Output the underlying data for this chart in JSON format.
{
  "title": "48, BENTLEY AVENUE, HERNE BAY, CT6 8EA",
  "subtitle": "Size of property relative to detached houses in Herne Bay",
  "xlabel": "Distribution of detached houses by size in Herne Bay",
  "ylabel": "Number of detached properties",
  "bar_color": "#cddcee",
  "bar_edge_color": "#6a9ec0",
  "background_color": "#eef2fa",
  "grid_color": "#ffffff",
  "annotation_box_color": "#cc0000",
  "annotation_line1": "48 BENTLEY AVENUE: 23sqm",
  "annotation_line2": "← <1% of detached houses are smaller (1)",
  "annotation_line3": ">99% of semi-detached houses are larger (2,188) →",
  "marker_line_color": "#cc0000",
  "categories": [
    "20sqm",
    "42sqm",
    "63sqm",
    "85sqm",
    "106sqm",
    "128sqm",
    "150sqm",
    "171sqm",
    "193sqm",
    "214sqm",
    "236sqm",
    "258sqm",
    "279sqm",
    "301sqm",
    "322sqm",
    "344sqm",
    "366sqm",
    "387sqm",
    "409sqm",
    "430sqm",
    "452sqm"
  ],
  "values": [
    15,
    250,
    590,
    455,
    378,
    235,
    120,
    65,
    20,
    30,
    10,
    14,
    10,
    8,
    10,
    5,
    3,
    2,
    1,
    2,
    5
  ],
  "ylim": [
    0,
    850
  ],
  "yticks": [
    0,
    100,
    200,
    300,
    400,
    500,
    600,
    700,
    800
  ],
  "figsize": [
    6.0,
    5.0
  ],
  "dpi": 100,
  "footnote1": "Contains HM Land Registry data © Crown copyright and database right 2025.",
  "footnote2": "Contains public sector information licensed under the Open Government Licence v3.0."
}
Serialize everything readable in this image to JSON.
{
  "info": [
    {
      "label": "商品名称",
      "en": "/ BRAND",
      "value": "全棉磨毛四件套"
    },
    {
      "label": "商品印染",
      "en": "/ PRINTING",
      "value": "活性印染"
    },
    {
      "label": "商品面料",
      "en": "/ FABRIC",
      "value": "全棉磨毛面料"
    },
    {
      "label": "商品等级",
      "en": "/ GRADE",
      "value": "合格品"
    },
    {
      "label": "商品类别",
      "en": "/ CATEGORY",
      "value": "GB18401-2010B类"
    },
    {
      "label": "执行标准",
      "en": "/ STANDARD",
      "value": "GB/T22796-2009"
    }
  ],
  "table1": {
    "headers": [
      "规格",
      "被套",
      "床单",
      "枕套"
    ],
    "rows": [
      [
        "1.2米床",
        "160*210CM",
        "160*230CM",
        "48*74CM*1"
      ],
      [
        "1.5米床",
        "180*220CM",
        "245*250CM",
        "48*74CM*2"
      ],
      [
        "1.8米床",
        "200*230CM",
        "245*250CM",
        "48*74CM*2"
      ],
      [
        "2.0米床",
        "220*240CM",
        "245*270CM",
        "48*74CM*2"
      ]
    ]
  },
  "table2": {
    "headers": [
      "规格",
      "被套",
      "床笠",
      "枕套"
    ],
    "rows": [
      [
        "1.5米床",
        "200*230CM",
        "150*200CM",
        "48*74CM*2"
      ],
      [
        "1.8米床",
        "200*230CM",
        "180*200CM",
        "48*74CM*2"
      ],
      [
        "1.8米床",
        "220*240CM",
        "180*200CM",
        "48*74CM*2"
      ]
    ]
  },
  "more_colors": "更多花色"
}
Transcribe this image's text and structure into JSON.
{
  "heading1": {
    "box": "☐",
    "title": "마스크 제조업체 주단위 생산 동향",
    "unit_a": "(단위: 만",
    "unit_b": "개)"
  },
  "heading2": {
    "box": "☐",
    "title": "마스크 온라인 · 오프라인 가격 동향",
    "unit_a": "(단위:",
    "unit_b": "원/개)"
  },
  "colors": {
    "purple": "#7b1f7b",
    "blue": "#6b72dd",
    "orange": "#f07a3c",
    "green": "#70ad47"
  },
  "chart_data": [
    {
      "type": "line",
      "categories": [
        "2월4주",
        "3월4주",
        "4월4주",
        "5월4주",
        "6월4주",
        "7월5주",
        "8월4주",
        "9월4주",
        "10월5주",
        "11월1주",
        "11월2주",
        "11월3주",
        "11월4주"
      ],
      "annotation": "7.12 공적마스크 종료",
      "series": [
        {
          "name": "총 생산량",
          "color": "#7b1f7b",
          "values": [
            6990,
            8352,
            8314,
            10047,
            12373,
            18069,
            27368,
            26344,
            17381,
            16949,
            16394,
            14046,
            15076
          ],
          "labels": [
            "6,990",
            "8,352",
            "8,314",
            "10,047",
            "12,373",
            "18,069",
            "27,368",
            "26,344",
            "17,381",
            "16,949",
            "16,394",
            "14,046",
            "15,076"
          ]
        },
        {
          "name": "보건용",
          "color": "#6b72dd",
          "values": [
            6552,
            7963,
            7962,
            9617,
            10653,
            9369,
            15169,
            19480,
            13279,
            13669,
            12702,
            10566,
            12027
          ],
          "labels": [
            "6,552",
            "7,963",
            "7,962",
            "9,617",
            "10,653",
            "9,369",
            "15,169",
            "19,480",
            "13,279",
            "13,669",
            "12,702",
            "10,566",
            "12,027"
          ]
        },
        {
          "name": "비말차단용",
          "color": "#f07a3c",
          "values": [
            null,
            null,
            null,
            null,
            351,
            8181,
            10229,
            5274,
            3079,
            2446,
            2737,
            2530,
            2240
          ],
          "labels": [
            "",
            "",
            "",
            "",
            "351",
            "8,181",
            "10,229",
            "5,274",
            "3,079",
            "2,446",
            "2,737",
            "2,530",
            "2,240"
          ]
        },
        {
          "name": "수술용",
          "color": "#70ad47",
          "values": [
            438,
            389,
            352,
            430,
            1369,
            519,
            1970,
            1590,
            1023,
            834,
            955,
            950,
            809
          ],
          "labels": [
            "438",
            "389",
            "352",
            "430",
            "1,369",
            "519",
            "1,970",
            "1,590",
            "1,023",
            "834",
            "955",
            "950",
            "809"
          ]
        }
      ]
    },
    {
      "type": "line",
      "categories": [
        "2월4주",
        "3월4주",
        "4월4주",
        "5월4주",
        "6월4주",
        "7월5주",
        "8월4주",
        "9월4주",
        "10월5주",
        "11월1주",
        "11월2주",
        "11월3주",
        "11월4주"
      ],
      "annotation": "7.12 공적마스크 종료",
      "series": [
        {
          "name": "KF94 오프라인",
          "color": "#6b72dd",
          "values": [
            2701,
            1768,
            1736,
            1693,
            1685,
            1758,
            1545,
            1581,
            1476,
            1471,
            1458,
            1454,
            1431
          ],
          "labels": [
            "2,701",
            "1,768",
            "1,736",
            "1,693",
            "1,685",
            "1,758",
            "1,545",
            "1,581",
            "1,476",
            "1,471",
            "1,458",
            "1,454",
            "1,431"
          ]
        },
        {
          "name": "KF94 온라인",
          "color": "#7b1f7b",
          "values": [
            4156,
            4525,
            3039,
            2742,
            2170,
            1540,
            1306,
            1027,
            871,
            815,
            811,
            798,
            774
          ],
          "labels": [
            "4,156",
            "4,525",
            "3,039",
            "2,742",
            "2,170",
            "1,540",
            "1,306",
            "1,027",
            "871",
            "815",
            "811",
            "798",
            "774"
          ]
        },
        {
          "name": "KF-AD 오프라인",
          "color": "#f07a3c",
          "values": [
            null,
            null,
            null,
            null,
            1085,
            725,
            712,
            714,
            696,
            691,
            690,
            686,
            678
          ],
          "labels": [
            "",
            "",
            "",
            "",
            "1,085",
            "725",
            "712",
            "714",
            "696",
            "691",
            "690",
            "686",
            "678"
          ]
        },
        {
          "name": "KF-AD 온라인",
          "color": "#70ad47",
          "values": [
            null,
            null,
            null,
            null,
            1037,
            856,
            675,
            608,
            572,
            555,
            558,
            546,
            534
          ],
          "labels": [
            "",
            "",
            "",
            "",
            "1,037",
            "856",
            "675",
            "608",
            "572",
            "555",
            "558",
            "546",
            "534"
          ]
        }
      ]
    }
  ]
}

■ PROBLEM DESCRIPTION
Locate the word "오프라인" in the data above. Copy every line carrying it.

■ EXPECTED ANSWER
    "title": "마스크 온라인 · 오프라인 가격 동향",
          "name": "KF94 오프라인",
          "name": "KF-AD 오프라인",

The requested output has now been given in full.